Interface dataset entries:
# # # # # # #

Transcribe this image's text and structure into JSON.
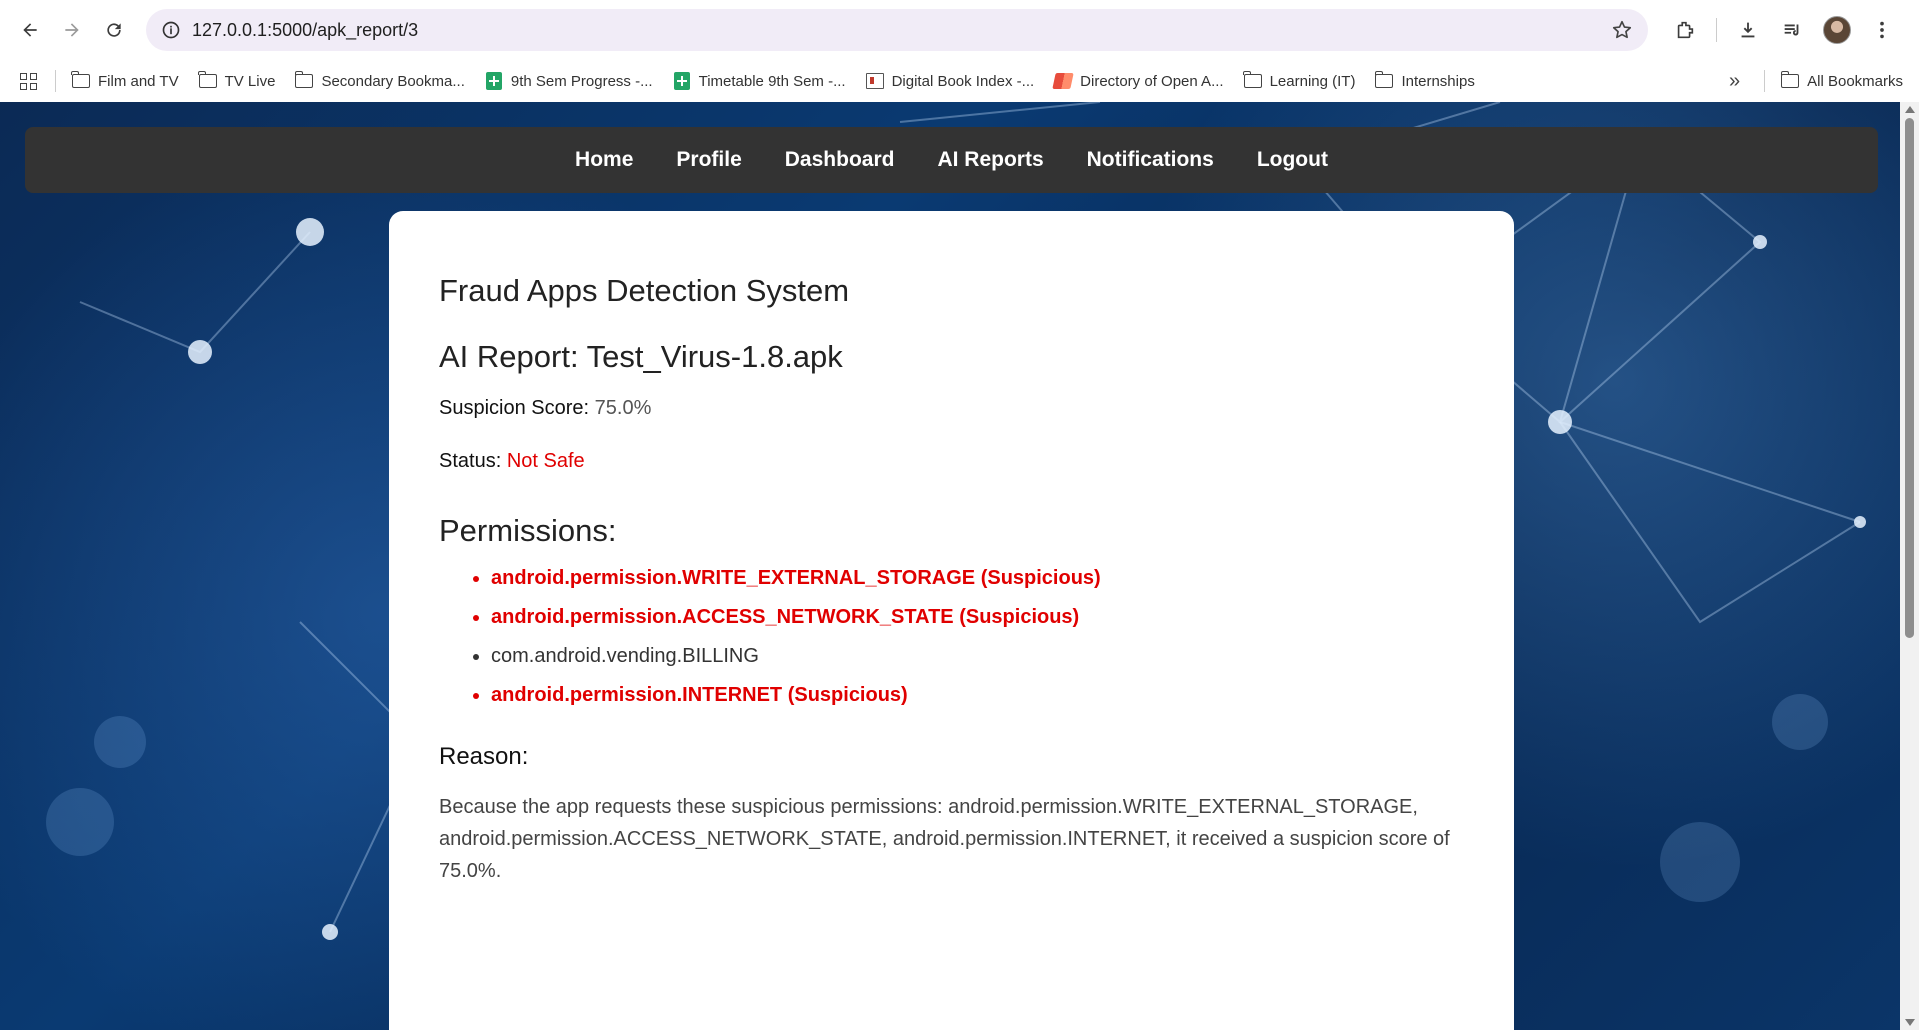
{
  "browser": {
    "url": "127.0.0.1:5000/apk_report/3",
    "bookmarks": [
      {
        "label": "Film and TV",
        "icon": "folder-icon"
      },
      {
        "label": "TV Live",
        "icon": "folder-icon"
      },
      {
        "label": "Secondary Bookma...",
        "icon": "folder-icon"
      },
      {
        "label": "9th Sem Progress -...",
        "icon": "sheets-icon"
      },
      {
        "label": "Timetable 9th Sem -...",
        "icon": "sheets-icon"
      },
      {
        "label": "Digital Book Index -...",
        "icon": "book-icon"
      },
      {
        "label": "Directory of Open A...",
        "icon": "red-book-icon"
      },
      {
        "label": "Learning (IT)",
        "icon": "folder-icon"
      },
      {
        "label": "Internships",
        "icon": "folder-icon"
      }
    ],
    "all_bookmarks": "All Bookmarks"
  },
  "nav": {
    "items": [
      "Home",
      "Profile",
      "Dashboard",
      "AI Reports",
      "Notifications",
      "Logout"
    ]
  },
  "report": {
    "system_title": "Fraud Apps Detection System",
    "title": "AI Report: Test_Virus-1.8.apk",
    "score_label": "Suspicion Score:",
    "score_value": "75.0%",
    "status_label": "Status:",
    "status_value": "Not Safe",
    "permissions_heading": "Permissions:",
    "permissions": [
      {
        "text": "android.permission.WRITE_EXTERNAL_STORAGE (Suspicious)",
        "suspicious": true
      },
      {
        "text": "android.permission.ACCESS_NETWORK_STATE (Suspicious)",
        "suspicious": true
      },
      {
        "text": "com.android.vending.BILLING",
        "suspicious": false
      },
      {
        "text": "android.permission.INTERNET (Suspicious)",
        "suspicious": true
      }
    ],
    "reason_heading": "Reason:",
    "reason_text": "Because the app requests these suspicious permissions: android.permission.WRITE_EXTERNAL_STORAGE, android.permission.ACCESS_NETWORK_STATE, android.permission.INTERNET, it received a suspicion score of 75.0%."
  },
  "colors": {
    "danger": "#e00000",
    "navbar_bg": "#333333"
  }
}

# # # # # # #

### Required work
Make an exact copy of the data, leaving its pictures out.

### Output for this task
Transcribe this image's text and structure into JSON.
{
  "browser": {
    "url": "127.0.0.1:5000/apk_report/3",
    "bookmarks": [
      {
        "label": "Film and TV",
        "icon": "folder-icon"
      },
      {
        "label": "TV Live",
        "icon": "folder-icon"
      },
      {
        "label": "Secondary Bookma...",
        "icon": "folder-icon"
      },
      {
        "label": "9th Sem Progress -...",
        "icon": "sheets-icon"
      },
      {
        "label": "Timetable 9th Sem -...",
        "icon": "sheets-icon"
      },
      {
        "label": "Digital Book Index -...",
        "icon": "book-icon"
      },
      {
        "label": "Directory of Open A...",
        "icon": "red-book-icon"
      },
      {
        "label": "Learning (IT)",
        "icon": "folder-icon"
      },
      {
        "label": "Internships",
        "icon": "folder-icon"
      }
    ],
    "all_bookmarks": "All Bookmarks"
  },
  "nav": {
    "items": [
      "Home",
      "Profile",
      "Dashboard",
      "AI Reports",
      "Notifications",
      "Logout"
    ]
  },
  "report": {
    "system_title": "Fraud Apps Detection System",
    "title": "AI Report: Test_Virus-1.8.apk",
    "score_label": "Suspicion Score:",
    "score_value": "75.0%",
    "status_label": "Status:",
    "status_value": "Not Safe",
    "permissions_heading": "Permissions:",
    "permissions": [
      {
        "text": "android.permission.WRITE_EXTERNAL_STORAGE (Suspicious)",
        "suspicious": true
      },
      {
        "text": "android.permission.ACCESS_NETWORK_STATE (Suspicious)",
        "suspicious": true
      },
      {
        "text": "com.android.vending.BILLING",
        "suspicious": false
      },
      {
        "text": "android.permission.INTERNET (Suspicious)",
        "suspicious": true
      }
    ],
    "reason_heading": "Reason:",
    "reason_text": "Because the app requests these suspicious permissions: android.permission.WRITE_EXTERNAL_STORAGE, android.permission.ACCESS_NETWORK_STATE, android.permission.INTERNET, it received a suspicion score of 75.0%."
  },
  "colors": {
    "danger": "#e00000",
    "navbar_bg": "#333333"
  }
}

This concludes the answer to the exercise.